— Begin —

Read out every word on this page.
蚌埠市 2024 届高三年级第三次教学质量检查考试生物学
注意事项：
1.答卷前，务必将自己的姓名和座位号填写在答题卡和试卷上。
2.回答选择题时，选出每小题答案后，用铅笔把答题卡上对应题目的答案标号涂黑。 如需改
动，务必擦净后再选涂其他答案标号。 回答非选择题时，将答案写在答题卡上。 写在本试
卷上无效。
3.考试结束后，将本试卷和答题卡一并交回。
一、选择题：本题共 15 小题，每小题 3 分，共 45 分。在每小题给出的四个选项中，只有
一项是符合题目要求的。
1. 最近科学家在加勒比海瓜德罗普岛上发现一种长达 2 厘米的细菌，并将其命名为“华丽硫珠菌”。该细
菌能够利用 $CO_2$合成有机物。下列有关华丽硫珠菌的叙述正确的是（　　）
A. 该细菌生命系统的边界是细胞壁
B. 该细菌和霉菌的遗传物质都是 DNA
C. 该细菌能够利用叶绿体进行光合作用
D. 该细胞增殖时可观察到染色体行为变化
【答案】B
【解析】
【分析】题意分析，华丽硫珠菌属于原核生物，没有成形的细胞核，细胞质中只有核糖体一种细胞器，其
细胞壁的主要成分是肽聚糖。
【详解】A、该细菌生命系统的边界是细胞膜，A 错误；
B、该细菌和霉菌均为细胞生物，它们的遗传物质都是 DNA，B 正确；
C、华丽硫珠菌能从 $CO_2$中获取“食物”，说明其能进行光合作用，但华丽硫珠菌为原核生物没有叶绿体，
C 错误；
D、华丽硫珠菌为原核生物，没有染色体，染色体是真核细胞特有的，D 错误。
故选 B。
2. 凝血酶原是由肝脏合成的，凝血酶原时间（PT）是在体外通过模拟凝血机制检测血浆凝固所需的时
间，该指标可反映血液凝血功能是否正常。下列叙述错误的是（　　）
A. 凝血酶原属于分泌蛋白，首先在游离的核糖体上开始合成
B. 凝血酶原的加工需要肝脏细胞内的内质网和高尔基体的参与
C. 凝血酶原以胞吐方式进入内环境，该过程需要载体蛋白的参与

— End —

→ **WHAT YOU HAVE TO DO**:
Repeat the whole listing exactly, keeping every line intact.

→ **WRITTEN RESPONSE**:
Read out every word on this page.
蚌埠市 2024 届高三年级第三次教学质量检查考试生物学
注意事项：
1.答卷前，务必将自己的姓名和座位号填写在答题卡和试卷上。
2.回答选择题时，选出每小题答案后，用铅笔把答题卡上对应题目的答案标号涂黑。 如需改
动，务必擦净后再选涂其他答案标号。 回答非选择题时，将答案写在答题卡上。 写在本试
卷上无效。
3.考试结束后，将本试卷和答题卡一并交回。
一、选择题：本题共 15 小题，每小题 3 分，共 45 分。在每小题给出的四个选项中，只有
一项是符合题目要求的。
1. 最近科学家在加勒比海瓜德罗普岛上发现一种长达 2 厘米的细菌，并将其命名为“华丽硫珠菌”。该细
菌能够利用 $CO_2$合成有机物。下列有关华丽硫珠菌的叙述正确的是（　　）
A. 该细菌生命系统的边界是细胞壁
B. 该细菌和霉菌的遗传物质都是 DNA
C. 该细菌能够利用叶绿体进行光合作用
D. 该细胞增殖时可观察到染色体行为变化
【答案】B
【解析】
【分析】题意分析，华丽硫珠菌属于原核生物，没有成形的细胞核，细胞质中只有核糖体一种细胞器，其
细胞壁的主要成分是肽聚糖。
【详解】A、该细菌生命系统的边界是细胞膜，A 错误；
B、该细菌和霉菌均为细胞生物，它们的遗传物质都是 DNA，B 正确；
C、华丽硫珠菌能从 $CO_2$中获取“食物”，说明其能进行光合作用，但华丽硫珠菌为原核生物没有叶绿体，
C 错误；
D、华丽硫珠菌为原核生物，没有染色体，染色体是真核细胞特有的，D 错误。
故选 B。
2. 凝血酶原是由肝脏合成的，凝血酶原时间（PT）是在体外通过模拟凝血机制检测血浆凝固所需的时
间，该指标可反映血液凝血功能是否正常。下列叙述错误的是（　　）
A. 凝血酶原属于分泌蛋白，首先在游离的核糖体上开始合成
B. 凝血酶原的加工需要肝脏细胞内的内质网和高尔基体的参与
C. 凝血酶原以胞吐方式进入内环境，该过程需要载体蛋白的参与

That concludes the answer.